Direction — Pick out each line in these entries that contains the string "value".

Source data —

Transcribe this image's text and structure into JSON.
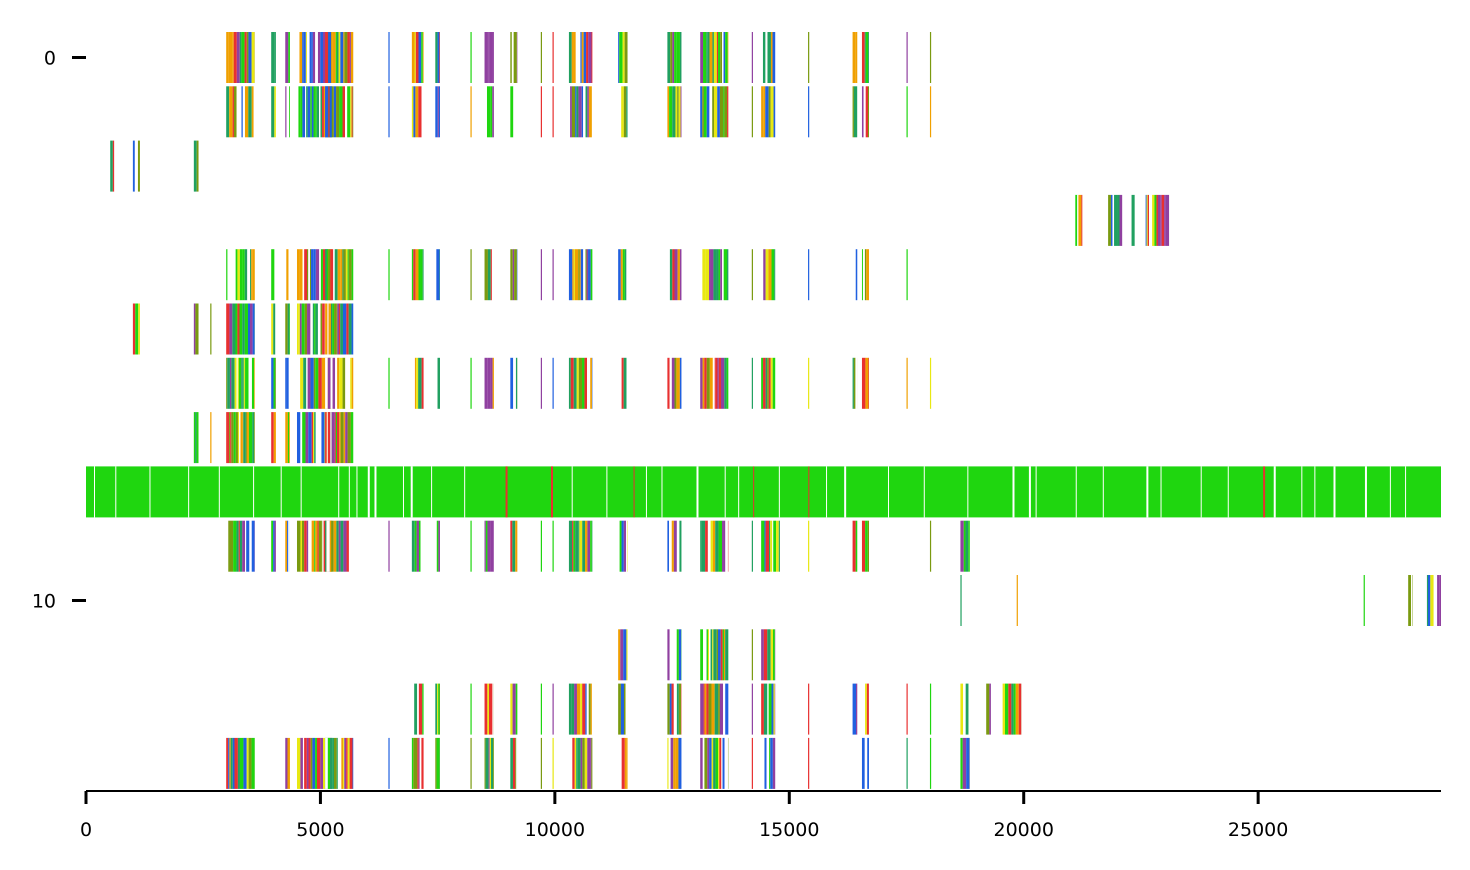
{
  "chart_data": {
    "type": "heatmap",
    "description_hidden": false,
    "title": "",
    "xlabel": "",
    "ylabel": "",
    "xlim": [
      0,
      28900
    ],
    "ylim": [
      -0.5,
      13.5
    ],
    "x_ticks": [
      {
        "value": 0,
        "label": "0"
      },
      {
        "value": 5000,
        "label": "5000"
      },
      {
        "value": 10000,
        "label": "10000"
      },
      {
        "value": 15000,
        "label": "15000"
      },
      {
        "value": 20000,
        "label": "20000"
      },
      {
        "value": 25000,
        "label": "25000"
      }
    ],
    "y_ticks": [
      {
        "value": 0,
        "label": "0"
      },
      {
        "value": 10,
        "label": "10"
      }
    ],
    "grid": false,
    "colors": [
      "#1fd60f",
      "#e8e812",
      "#e83030",
      "#2060e0",
      "#9040a0",
      "#f0a000",
      "#20a060",
      "#7a9a10"
    ],
    "rows": [
      {
        "row": 0,
        "segments": [
          [
            2990,
            3600,
            "mixed"
          ],
          [
            3950,
            4050,
            "mixed"
          ],
          [
            4250,
            4350,
            "mixed"
          ],
          [
            4500,
            5250,
            "mixed"
          ],
          [
            5100,
            5700,
            "mixed"
          ],
          [
            6450,
            6500,
            "thin"
          ],
          [
            6950,
            7200,
            "mixed"
          ],
          [
            7450,
            7550,
            "mixed"
          ],
          [
            8200,
            8250,
            "thin"
          ],
          [
            8500,
            8700,
            "purple"
          ],
          [
            9050,
            9200,
            "mixed"
          ],
          [
            9700,
            9750,
            "thin"
          ],
          [
            9950,
            10000,
            "thin"
          ],
          [
            10300,
            10800,
            "mixed"
          ],
          [
            11350,
            11550,
            "mixed"
          ],
          [
            12400,
            12700,
            "mixed"
          ],
          [
            13100,
            13700,
            "mixed"
          ],
          [
            14200,
            14250,
            "thin"
          ],
          [
            14400,
            14700,
            "mixed"
          ],
          [
            15400,
            15450,
            "thin"
          ],
          [
            16350,
            16450,
            "mixed"
          ],
          [
            16550,
            16700,
            "mixed"
          ],
          [
            17500,
            17550,
            "thin"
          ],
          [
            18000,
            18050,
            "thin"
          ]
        ]
      },
      {
        "row": 1,
        "segments": [
          [
            2990,
            3600,
            "mixed"
          ],
          [
            3950,
            4050,
            "mixed"
          ],
          [
            4250,
            4350,
            "mixed"
          ],
          [
            4500,
            5250,
            "mixed"
          ],
          [
            5100,
            5700,
            "mixed"
          ],
          [
            6450,
            6500,
            "thin"
          ],
          [
            6950,
            7200,
            "mixed"
          ],
          [
            7450,
            7550,
            "mixed"
          ],
          [
            8200,
            8250,
            "thin"
          ],
          [
            8500,
            8700,
            "mixed"
          ],
          [
            9050,
            9200,
            "mixed"
          ],
          [
            9700,
            9750,
            "thin"
          ],
          [
            9950,
            10000,
            "thin"
          ],
          [
            10300,
            10800,
            "mixed"
          ],
          [
            11350,
            11550,
            "mixed"
          ],
          [
            12400,
            12700,
            "mixed"
          ],
          [
            13100,
            13700,
            "mixed"
          ],
          [
            14200,
            14250,
            "thin"
          ],
          [
            14400,
            14700,
            "mixed"
          ],
          [
            15400,
            15450,
            "thin"
          ],
          [
            16350,
            16450,
            "mixed"
          ],
          [
            16550,
            16700,
            "mixed"
          ],
          [
            17500,
            17550,
            "thin"
          ],
          [
            18000,
            18050,
            "thin"
          ]
        ]
      },
      {
        "row": 2,
        "segments": [
          [
            450,
            600,
            "mixed"
          ],
          [
            1000,
            1150,
            "mixed"
          ],
          [
            2300,
            2400,
            "mixed"
          ]
        ]
      },
      {
        "row": 3,
        "segments": [
          [
            21100,
            21250,
            "mixed"
          ],
          [
            21800,
            22100,
            "mixed"
          ],
          [
            22300,
            22400,
            "mixed"
          ],
          [
            22600,
            23100,
            "mixed"
          ]
        ]
      },
      {
        "row": 4,
        "segments": [
          [
            2990,
            3600,
            "mixed"
          ],
          [
            3950,
            4050,
            "mixed"
          ],
          [
            4250,
            4350,
            "mixed"
          ],
          [
            4500,
            5250,
            "mixed"
          ],
          [
            5100,
            5700,
            "mixed"
          ],
          [
            6450,
            6500,
            "thin"
          ],
          [
            6950,
            7200,
            "mixed"
          ],
          [
            7450,
            7550,
            "mixed"
          ],
          [
            8200,
            8250,
            "thin"
          ],
          [
            8500,
            8700,
            "mixed"
          ],
          [
            9050,
            9200,
            "mixed"
          ],
          [
            9700,
            9750,
            "thin"
          ],
          [
            9950,
            10000,
            "thin"
          ],
          [
            10300,
            10800,
            "mixed"
          ],
          [
            11350,
            11550,
            "mixed"
          ],
          [
            12400,
            12700,
            "mixed"
          ],
          [
            13100,
            13700,
            "mixed"
          ],
          [
            14200,
            14250,
            "thin"
          ],
          [
            14400,
            14700,
            "mixed"
          ],
          [
            15400,
            15450,
            "thin"
          ],
          [
            16350,
            16450,
            "mixed"
          ],
          [
            16550,
            16700,
            "mixed"
          ],
          [
            17500,
            17550,
            "thin"
          ]
        ]
      },
      {
        "row": 5,
        "segments": [
          [
            1000,
            1150,
            "mixed"
          ],
          [
            2300,
            2400,
            "mixed"
          ],
          [
            2650,
            2700,
            "thin"
          ],
          [
            2990,
            3600,
            "mixed"
          ],
          [
            3950,
            4050,
            "mixed"
          ],
          [
            4250,
            4350,
            "mixed"
          ],
          [
            4500,
            5250,
            "mixed"
          ],
          [
            5100,
            5700,
            "mixed"
          ]
        ]
      },
      {
        "row": 6,
        "segments": [
          [
            2990,
            3600,
            "mixed"
          ],
          [
            3950,
            4050,
            "mixed"
          ],
          [
            4250,
            4350,
            "mixed"
          ],
          [
            4500,
            5250,
            "mixed"
          ],
          [
            5100,
            5700,
            "mixed"
          ],
          [
            6450,
            6500,
            "thin"
          ],
          [
            6950,
            7200,
            "mixed"
          ],
          [
            7450,
            7550,
            "mixed"
          ],
          [
            8200,
            8250,
            "thin"
          ],
          [
            8500,
            8700,
            "purple"
          ],
          [
            9050,
            9200,
            "mixed"
          ],
          [
            9700,
            9750,
            "thin"
          ],
          [
            9950,
            10000,
            "thin"
          ],
          [
            10300,
            10800,
            "mixed"
          ],
          [
            11350,
            11550,
            "mixed"
          ],
          [
            12400,
            12700,
            "mixed"
          ],
          [
            13100,
            13700,
            "mixed"
          ],
          [
            14200,
            14250,
            "thin"
          ],
          [
            14400,
            14700,
            "mixed"
          ],
          [
            15400,
            15450,
            "thin"
          ],
          [
            16350,
            16450,
            "mixed"
          ],
          [
            16550,
            16700,
            "mixed"
          ],
          [
            17500,
            17550,
            "thin"
          ],
          [
            18000,
            18050,
            "thin"
          ]
        ]
      },
      {
        "row": 7,
        "segments": [
          [
            2300,
            2400,
            "mixed"
          ],
          [
            2650,
            2700,
            "thin"
          ],
          [
            2990,
            3600,
            "mixed"
          ],
          [
            3950,
            4050,
            "mixed"
          ],
          [
            4250,
            4350,
            "mixed"
          ],
          [
            4500,
            5250,
            "mixed"
          ],
          [
            5100,
            5700,
            "mixed"
          ]
        ]
      },
      {
        "row": 8,
        "segments": [
          [
            0,
            28900,
            "green"
          ]
        ]
      },
      {
        "row": 9,
        "segments": [
          [
            2990,
            3600,
            "mixed"
          ],
          [
            3950,
            4050,
            "mixed"
          ],
          [
            4250,
            4350,
            "mixed"
          ],
          [
            4500,
            5250,
            "mixed"
          ],
          [
            5100,
            5700,
            "mixed"
          ],
          [
            6450,
            6500,
            "thin"
          ],
          [
            6950,
            7200,
            "mixed"
          ],
          [
            7450,
            7550,
            "mixed"
          ],
          [
            8200,
            8250,
            "thin"
          ],
          [
            8500,
            8700,
            "purple"
          ],
          [
            9050,
            9200,
            "mixed"
          ],
          [
            9700,
            9750,
            "thin"
          ],
          [
            9950,
            10000,
            "thin"
          ],
          [
            10300,
            10800,
            "mixed"
          ],
          [
            11350,
            11550,
            "mixed"
          ],
          [
            12400,
            12700,
            "mixed"
          ],
          [
            13100,
            13700,
            "mixed"
          ],
          [
            14200,
            14250,
            "thin"
          ],
          [
            14400,
            14800,
            "mixed"
          ],
          [
            15400,
            15450,
            "thin"
          ],
          [
            16350,
            16450,
            "mixed"
          ],
          [
            16550,
            16700,
            "mixed"
          ],
          [
            18000,
            18050,
            "thin"
          ],
          [
            18650,
            18850,
            "mixed"
          ]
        ]
      },
      {
        "row": 10,
        "segments": [
          [
            18650,
            18700,
            "thin"
          ],
          [
            19850,
            19900,
            "thin"
          ],
          [
            27250,
            27300,
            "thin"
          ],
          [
            28200,
            28300,
            "mixed"
          ],
          [
            28600,
            28900,
            "mixed"
          ]
        ]
      },
      {
        "row": 11,
        "segments": [
          [
            11350,
            11550,
            "mixed"
          ],
          [
            12400,
            12700,
            "mixed"
          ],
          [
            13100,
            13700,
            "mixed"
          ],
          [
            14200,
            14250,
            "thin"
          ],
          [
            14400,
            14700,
            "mixed"
          ]
        ]
      },
      {
        "row": 12,
        "segments": [
          [
            6950,
            7200,
            "mixed"
          ],
          [
            7450,
            7550,
            "mixed"
          ],
          [
            8200,
            8250,
            "thin"
          ],
          [
            8500,
            8700,
            "mixed"
          ],
          [
            9050,
            9200,
            "mixed"
          ],
          [
            9700,
            9750,
            "thin"
          ],
          [
            9950,
            10000,
            "thin"
          ],
          [
            10300,
            10800,
            "mixed"
          ],
          [
            11350,
            11550,
            "mixed"
          ],
          [
            12400,
            12700,
            "mixed"
          ],
          [
            13100,
            13700,
            "mixed"
          ],
          [
            14200,
            14250,
            "thin"
          ],
          [
            14400,
            14700,
            "mixed"
          ],
          [
            15400,
            15450,
            "thin"
          ],
          [
            16350,
            16450,
            "mixed"
          ],
          [
            16550,
            16700,
            "mixed"
          ],
          [
            17500,
            17550,
            "thin"
          ],
          [
            18000,
            18050,
            "thin"
          ],
          [
            18650,
            18850,
            "mixed"
          ],
          [
            19200,
            19300,
            "mixed"
          ],
          [
            19550,
            19950,
            "mixed"
          ]
        ]
      },
      {
        "row": 13,
        "segments": [
          [
            2990,
            3600,
            "mixed"
          ],
          [
            3950,
            4050,
            "mixed"
          ],
          [
            4250,
            4350,
            "mixed"
          ],
          [
            4500,
            5250,
            "mixed"
          ],
          [
            5100,
            5700,
            "mixed"
          ],
          [
            6450,
            6500,
            "thin"
          ],
          [
            6950,
            7200,
            "mixed"
          ],
          [
            7450,
            7550,
            "mixed"
          ],
          [
            8200,
            8250,
            "thin"
          ],
          [
            8500,
            8700,
            "mixed"
          ],
          [
            9050,
            9200,
            "mixed"
          ],
          [
            9700,
            9750,
            "thin"
          ],
          [
            9950,
            10000,
            "thin"
          ],
          [
            10300,
            10800,
            "mixed"
          ],
          [
            11350,
            11550,
            "mixed"
          ],
          [
            12400,
            12700,
            "mixed"
          ],
          [
            13100,
            13700,
            "mixed"
          ],
          [
            14200,
            14250,
            "thin"
          ],
          [
            14400,
            14700,
            "mixed"
          ],
          [
            15400,
            15450,
            "thin"
          ],
          [
            16350,
            16450,
            "mixed"
          ],
          [
            16550,
            16700,
            "mixed"
          ],
          [
            17500,
            17550,
            "thin"
          ],
          [
            18000,
            18050,
            "thin"
          ],
          [
            18650,
            18850,
            "mixed"
          ]
        ]
      }
    ]
  }
}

Solution —
        "value": 0,
        "value": 5000,
        "value": 10000,
        "value": 15000,
        "value": 20000,
        "value": 25000,
        "value": 0,
        "value": 10,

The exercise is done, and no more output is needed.